Required work
Rewrite the entries from the line with "candle-body (131, 172, 152, 235)" up to and including the line with "x-tick-label: Jun (349, 559, 363, 569)", changing "bb-value" to "band-value" and leaving all else as it stands. Give only those lines.

Data to process
## Begin

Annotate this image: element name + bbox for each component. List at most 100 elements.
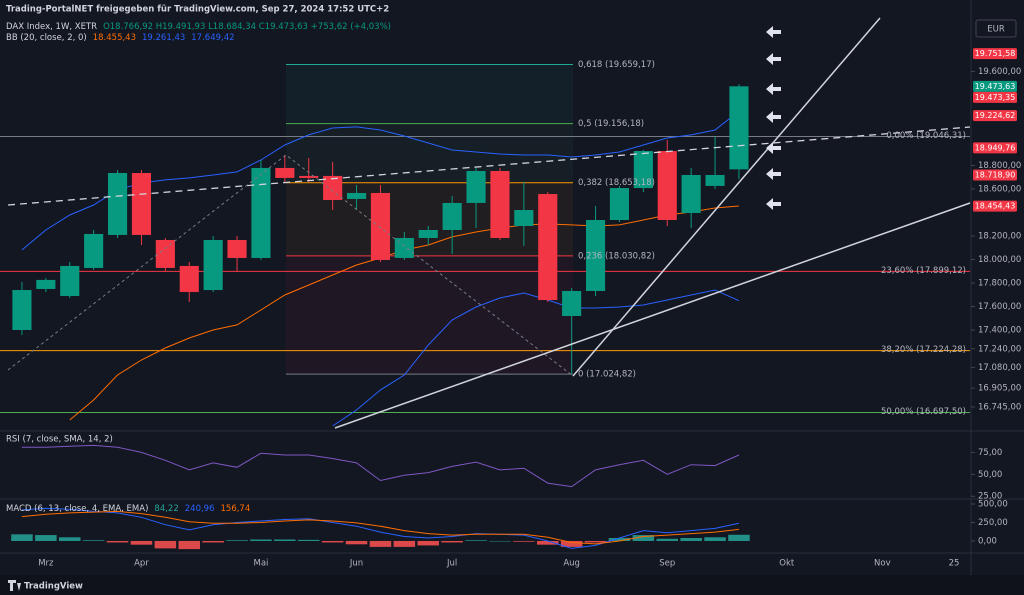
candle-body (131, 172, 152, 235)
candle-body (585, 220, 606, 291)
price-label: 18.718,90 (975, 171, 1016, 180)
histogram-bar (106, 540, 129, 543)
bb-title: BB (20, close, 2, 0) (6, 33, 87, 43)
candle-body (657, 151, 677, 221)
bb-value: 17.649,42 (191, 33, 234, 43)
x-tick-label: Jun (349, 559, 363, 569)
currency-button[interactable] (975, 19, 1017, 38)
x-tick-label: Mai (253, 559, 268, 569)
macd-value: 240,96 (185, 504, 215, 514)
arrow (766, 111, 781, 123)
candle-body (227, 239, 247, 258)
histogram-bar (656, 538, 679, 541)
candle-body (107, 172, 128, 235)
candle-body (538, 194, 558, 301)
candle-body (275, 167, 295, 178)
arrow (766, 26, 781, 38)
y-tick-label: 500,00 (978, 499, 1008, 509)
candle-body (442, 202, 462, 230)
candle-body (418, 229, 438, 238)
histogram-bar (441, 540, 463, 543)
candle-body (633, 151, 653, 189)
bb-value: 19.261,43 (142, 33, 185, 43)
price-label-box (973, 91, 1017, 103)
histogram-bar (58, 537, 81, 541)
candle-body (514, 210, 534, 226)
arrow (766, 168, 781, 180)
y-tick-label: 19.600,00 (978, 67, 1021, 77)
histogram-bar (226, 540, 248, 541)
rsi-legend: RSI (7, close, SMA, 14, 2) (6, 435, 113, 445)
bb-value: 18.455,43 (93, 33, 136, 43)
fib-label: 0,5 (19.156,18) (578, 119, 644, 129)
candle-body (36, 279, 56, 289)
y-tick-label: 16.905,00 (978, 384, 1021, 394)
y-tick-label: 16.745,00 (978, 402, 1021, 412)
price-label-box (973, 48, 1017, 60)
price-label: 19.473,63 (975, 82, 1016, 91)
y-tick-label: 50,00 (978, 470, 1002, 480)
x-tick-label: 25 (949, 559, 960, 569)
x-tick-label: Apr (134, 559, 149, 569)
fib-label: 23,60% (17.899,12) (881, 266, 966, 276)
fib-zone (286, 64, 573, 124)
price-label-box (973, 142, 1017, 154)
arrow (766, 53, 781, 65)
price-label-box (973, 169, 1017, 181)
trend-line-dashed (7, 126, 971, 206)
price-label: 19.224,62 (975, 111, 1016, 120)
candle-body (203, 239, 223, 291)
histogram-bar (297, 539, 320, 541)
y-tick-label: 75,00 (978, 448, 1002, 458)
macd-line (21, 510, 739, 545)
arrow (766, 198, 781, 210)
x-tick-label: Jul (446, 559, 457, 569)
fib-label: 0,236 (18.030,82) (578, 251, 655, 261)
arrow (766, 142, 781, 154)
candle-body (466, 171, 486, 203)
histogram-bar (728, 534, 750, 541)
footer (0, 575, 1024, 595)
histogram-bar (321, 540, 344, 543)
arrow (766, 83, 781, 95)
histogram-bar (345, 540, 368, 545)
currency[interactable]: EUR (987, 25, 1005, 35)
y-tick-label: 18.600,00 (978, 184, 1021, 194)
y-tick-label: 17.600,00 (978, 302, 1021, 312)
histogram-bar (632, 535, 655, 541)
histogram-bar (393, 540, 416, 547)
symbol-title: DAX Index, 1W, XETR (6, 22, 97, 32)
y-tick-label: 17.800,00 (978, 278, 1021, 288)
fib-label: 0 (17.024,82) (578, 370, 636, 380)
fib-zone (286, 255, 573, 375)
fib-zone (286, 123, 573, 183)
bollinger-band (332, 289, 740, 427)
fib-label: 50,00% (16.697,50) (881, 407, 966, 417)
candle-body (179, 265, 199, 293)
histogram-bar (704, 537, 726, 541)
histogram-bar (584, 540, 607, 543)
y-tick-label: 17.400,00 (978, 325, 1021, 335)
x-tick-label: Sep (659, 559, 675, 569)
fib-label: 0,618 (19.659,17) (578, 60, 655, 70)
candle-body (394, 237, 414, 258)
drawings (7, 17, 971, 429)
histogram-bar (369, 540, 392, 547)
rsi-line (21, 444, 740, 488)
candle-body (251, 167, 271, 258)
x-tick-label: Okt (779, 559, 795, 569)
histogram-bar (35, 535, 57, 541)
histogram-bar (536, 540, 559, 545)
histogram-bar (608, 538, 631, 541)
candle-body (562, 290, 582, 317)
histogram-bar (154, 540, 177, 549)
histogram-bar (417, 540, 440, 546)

## End

Finished answer
candle-body (131, 172, 152, 235)
candle-body (585, 220, 606, 291)
price-label: 18.718,90 (975, 171, 1016, 180)
histogram-bar (106, 540, 129, 543)
bb-title: BB (20, close, 2, 0) (6, 33, 87, 43)
candle-body (657, 151, 677, 221)
band-value: 17.649,42 (191, 33, 234, 43)
x-tick-label: Jun (349, 559, 363, 569)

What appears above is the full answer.